Gather from the listing below each line that includes the word "avatar", and copy it.
** BEGIN RECORD SET **
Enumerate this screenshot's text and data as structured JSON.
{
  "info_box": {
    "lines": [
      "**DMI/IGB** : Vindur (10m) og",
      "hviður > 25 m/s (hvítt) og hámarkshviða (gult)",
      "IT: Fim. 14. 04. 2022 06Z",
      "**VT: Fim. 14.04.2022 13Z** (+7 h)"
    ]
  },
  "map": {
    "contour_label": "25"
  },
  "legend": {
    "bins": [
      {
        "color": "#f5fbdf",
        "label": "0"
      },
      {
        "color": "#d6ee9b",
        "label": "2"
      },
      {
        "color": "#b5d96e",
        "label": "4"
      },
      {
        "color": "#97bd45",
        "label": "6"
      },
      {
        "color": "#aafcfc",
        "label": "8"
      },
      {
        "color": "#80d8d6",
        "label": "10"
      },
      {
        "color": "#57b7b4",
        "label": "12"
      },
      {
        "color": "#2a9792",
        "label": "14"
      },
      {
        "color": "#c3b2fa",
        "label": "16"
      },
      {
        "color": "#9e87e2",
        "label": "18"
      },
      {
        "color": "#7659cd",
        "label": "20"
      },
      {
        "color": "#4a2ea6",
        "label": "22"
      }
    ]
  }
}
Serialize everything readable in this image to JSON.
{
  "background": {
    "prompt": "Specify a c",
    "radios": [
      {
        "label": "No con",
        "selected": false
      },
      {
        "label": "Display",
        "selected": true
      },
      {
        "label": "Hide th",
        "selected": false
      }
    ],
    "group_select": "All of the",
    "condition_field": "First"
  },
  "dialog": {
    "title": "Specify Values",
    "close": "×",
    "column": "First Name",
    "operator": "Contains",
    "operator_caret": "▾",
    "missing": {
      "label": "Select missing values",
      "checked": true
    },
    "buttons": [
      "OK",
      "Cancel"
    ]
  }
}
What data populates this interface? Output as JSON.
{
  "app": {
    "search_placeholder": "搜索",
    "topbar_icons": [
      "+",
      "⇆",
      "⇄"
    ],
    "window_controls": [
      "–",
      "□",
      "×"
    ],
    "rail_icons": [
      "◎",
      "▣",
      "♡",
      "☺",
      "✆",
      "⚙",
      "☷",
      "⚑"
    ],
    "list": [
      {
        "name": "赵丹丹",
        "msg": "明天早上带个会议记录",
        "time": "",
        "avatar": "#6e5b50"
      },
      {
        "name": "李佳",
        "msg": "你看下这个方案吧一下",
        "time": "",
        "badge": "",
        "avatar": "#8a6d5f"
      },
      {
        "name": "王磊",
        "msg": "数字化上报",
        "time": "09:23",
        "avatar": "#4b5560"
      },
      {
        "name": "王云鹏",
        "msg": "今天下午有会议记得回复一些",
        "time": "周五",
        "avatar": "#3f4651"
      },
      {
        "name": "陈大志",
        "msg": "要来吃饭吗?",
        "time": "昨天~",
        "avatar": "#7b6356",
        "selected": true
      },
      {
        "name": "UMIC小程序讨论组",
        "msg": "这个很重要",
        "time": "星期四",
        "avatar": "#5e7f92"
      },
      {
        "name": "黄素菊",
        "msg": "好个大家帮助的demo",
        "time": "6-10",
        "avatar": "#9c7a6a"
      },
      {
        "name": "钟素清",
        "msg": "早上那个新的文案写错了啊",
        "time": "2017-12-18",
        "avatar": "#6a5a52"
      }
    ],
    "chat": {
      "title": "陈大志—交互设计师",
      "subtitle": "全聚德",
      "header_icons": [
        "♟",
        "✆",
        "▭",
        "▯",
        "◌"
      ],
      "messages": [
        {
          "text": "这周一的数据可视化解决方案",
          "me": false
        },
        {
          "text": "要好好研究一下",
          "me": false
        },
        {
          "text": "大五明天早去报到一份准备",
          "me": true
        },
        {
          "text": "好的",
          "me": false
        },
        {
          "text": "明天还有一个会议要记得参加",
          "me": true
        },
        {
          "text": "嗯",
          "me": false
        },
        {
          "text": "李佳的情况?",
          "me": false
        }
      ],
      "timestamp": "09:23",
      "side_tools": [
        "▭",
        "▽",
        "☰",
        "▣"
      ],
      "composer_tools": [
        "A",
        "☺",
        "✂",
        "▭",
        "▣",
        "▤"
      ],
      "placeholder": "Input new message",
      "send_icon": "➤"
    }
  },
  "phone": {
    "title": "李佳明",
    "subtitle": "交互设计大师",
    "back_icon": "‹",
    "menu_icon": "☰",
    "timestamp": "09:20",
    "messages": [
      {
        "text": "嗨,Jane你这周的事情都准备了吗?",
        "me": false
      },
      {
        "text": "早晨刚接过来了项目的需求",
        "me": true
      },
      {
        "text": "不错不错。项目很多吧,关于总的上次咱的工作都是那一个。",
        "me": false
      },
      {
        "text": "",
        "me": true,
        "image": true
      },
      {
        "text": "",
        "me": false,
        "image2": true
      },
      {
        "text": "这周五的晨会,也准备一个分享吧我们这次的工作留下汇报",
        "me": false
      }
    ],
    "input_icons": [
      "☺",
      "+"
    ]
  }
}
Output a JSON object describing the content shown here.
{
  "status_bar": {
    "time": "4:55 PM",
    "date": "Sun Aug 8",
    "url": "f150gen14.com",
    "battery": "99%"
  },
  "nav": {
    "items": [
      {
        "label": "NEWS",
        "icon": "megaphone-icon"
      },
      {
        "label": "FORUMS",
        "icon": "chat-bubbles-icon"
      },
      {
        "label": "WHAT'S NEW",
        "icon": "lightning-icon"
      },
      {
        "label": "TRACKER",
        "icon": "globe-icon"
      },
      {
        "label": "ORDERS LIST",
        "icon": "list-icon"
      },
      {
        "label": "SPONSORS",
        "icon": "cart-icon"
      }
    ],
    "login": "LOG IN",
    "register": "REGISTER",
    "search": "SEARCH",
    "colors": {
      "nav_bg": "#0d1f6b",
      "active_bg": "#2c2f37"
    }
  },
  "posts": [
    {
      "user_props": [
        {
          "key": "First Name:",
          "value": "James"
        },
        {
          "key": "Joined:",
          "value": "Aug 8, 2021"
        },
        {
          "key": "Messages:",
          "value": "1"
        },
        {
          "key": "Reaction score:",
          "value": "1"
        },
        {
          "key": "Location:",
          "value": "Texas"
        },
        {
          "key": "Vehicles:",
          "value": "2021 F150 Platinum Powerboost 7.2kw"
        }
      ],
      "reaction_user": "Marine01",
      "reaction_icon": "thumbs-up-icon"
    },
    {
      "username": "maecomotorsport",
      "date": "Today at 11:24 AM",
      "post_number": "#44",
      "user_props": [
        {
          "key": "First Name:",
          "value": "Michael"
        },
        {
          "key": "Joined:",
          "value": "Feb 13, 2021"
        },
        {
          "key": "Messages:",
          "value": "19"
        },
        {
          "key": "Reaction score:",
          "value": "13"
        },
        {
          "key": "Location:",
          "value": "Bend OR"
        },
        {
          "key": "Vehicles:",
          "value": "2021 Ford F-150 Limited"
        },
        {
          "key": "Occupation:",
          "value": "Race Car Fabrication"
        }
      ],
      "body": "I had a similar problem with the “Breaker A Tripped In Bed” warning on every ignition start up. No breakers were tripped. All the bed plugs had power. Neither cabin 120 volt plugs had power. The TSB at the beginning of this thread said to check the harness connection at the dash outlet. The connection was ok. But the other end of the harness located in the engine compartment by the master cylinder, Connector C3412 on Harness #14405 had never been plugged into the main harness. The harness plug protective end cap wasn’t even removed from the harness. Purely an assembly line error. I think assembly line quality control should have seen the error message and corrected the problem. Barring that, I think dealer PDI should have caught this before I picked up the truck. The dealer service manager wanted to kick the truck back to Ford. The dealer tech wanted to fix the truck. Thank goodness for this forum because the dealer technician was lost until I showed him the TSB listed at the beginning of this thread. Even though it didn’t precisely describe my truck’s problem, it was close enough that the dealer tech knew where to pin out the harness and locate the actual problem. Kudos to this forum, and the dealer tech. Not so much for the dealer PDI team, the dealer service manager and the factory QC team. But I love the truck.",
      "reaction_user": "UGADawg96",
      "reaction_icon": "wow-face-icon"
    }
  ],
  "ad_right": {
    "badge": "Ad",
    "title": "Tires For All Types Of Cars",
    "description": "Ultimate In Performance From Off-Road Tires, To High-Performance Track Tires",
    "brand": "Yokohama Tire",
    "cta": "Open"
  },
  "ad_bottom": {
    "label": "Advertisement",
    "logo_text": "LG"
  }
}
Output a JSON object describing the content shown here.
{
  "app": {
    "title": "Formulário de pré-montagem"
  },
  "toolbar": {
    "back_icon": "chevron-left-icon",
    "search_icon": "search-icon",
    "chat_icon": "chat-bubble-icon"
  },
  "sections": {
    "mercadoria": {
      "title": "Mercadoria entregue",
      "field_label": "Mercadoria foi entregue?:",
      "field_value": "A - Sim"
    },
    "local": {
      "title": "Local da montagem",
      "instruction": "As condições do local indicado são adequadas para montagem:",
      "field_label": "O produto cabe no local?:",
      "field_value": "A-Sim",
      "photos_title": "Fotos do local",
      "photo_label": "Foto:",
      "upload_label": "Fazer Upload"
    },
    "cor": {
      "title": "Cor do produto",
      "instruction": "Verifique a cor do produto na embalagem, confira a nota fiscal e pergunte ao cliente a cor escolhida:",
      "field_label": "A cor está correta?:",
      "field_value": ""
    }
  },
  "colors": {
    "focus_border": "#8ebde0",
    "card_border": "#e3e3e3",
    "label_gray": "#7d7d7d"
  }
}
** END RECORD SET **
RESULT:
        "avatar": "#6e5b50"
        "avatar": "#8a6d5f"
        "avatar": "#4b5560"
        "avatar": "#3f4651"
        "avatar": "#7b6356",
        "avatar": "#5e7f92"
        "avatar": "#9c7a6a"
        "avatar": "#6a5a52"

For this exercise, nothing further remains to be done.